▸ Task description: Extract each line holding the word "Structure" from the entries.

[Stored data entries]
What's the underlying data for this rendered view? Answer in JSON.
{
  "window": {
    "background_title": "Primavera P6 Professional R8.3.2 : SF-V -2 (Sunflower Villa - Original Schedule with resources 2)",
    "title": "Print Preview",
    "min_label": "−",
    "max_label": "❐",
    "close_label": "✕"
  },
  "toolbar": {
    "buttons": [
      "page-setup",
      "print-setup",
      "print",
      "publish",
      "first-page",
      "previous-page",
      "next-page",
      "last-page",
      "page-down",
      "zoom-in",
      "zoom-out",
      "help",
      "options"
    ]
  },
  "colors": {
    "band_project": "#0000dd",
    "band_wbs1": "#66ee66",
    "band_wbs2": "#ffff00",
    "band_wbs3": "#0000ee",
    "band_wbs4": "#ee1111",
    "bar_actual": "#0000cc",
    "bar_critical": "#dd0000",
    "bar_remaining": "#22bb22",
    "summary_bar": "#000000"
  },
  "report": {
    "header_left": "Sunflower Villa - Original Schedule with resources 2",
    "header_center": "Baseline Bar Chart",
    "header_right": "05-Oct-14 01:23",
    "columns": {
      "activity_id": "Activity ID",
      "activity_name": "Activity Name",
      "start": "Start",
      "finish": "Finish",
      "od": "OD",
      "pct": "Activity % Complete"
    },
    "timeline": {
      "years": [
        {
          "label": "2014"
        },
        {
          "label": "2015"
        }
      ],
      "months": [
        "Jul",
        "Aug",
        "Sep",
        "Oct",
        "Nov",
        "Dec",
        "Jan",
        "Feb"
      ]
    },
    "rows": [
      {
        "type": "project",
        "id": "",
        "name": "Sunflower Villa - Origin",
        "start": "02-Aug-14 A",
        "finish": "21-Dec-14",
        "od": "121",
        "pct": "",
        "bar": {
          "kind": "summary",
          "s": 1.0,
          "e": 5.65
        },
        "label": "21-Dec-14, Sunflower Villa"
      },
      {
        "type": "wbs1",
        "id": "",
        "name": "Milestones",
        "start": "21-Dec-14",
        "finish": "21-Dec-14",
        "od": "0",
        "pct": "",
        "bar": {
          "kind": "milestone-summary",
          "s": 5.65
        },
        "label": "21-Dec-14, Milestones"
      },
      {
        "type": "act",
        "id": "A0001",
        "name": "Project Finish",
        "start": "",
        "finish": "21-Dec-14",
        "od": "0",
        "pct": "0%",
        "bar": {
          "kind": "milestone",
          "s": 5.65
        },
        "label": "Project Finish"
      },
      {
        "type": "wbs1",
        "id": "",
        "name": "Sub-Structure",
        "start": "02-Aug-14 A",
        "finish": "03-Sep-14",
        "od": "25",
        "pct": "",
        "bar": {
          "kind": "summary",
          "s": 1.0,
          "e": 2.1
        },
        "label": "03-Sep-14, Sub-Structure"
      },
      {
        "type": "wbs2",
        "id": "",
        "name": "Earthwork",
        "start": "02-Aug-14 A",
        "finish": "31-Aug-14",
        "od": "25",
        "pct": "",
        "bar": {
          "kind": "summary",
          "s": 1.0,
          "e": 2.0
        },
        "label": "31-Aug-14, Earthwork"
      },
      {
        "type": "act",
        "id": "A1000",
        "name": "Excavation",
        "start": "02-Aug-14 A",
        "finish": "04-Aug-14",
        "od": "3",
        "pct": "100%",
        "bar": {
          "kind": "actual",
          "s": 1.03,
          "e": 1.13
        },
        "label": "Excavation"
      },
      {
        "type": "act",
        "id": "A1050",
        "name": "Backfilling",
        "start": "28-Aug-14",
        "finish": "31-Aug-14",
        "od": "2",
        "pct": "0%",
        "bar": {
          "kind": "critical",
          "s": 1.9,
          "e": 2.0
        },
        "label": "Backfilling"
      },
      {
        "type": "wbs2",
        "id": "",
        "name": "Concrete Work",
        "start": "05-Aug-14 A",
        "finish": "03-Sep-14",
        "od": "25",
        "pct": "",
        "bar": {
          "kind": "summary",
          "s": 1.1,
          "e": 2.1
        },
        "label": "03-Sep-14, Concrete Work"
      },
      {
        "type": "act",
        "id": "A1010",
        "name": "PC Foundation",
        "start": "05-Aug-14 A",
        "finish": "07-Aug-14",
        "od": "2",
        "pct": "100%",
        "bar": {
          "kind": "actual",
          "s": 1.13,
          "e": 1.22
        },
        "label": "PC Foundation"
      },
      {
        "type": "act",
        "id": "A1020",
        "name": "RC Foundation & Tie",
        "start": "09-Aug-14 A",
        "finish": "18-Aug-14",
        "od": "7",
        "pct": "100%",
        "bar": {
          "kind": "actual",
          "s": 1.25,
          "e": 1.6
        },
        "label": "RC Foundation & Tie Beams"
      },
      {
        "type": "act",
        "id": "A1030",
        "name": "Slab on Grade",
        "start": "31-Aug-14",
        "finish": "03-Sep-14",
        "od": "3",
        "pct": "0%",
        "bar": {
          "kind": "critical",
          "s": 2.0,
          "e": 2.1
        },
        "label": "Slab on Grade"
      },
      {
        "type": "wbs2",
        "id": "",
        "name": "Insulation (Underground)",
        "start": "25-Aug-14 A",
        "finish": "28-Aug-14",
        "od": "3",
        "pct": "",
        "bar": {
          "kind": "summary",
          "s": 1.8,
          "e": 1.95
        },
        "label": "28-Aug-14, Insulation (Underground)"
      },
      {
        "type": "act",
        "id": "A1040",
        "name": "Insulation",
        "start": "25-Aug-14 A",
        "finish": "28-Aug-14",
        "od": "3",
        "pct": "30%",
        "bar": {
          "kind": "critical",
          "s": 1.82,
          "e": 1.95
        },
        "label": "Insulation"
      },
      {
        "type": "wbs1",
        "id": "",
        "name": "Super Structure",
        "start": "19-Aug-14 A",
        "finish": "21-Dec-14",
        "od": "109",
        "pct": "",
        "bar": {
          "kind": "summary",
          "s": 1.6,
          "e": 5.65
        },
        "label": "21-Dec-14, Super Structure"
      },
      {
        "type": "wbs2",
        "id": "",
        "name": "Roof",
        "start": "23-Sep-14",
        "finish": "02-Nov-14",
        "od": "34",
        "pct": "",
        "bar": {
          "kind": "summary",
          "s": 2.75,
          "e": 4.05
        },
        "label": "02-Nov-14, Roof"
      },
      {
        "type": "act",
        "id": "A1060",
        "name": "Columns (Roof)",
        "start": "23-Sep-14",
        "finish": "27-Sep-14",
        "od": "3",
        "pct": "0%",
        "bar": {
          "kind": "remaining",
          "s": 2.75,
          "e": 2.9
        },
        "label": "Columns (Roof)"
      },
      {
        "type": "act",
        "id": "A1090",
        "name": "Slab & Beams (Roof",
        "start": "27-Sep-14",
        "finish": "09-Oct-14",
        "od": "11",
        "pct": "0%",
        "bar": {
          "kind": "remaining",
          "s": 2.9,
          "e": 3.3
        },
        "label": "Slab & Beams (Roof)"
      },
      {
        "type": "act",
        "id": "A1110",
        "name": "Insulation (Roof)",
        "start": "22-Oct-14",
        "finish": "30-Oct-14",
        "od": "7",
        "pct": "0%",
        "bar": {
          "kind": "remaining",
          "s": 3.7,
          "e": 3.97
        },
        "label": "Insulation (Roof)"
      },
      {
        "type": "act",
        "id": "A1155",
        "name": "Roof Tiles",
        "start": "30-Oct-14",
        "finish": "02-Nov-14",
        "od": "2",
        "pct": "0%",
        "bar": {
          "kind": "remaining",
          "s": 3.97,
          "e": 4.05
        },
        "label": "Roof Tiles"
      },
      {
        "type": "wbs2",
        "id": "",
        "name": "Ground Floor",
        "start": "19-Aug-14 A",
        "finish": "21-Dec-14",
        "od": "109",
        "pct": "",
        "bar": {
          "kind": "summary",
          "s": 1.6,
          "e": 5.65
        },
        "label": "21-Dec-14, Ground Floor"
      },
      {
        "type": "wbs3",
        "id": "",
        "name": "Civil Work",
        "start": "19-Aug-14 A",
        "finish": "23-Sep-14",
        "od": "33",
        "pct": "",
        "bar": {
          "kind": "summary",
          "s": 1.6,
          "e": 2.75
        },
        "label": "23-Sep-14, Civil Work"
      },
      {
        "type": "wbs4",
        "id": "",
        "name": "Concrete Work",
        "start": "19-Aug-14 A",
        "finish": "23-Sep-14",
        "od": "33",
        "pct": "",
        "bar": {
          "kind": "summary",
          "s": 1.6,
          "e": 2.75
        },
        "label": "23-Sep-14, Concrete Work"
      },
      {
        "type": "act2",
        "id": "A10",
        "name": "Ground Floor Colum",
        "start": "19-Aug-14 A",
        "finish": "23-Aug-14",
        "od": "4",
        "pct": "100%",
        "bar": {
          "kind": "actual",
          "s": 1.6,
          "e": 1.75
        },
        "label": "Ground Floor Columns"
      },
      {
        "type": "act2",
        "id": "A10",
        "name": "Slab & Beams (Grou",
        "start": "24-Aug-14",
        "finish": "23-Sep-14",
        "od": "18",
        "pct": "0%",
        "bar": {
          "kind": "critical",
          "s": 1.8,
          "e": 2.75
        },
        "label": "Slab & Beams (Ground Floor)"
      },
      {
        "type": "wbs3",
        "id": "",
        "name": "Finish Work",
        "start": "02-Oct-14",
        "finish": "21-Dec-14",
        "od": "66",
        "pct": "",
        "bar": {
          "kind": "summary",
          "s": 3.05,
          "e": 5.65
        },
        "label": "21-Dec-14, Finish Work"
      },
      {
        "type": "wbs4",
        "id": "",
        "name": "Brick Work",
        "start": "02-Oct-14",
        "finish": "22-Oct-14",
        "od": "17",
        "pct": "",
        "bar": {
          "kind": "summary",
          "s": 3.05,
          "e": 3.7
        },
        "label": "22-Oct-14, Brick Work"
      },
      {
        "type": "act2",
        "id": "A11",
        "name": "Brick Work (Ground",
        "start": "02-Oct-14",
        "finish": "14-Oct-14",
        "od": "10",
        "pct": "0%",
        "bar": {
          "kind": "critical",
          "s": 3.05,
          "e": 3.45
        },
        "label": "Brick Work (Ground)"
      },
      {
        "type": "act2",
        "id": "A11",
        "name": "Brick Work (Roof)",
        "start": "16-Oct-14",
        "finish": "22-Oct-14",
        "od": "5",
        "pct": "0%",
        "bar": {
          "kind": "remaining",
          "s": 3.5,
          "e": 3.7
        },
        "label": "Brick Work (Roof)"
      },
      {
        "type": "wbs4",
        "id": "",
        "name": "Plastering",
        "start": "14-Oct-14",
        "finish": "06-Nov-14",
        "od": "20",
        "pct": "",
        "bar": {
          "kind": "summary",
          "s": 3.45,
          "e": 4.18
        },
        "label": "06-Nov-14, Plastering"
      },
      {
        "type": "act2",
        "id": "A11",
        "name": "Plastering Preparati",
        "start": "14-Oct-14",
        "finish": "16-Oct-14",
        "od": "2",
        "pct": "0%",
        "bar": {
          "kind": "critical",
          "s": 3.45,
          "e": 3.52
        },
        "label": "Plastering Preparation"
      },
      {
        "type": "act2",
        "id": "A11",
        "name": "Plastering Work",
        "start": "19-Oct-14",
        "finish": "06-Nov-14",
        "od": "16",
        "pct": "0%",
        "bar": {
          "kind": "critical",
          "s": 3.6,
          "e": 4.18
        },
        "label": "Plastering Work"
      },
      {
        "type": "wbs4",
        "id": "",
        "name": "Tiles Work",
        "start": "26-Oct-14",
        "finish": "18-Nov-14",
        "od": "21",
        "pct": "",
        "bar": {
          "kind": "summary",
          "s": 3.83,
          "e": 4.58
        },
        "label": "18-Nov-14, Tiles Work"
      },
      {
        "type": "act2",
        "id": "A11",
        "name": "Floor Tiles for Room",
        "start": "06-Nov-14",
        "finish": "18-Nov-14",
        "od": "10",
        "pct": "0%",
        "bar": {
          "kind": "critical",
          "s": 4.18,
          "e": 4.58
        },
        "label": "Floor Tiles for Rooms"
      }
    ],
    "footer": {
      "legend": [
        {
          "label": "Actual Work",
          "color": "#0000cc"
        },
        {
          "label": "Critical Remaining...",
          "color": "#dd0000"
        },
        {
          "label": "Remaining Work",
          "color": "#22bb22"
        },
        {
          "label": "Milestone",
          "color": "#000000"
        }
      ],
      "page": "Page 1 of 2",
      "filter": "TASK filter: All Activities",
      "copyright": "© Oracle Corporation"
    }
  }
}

▸ Exercise answer:
        "name": "Sub-Structure",
        "label": "03-Sep-14, Sub-Structure"
        "name": "Super Structure",
        "label": "21-Dec-14, Super Structure"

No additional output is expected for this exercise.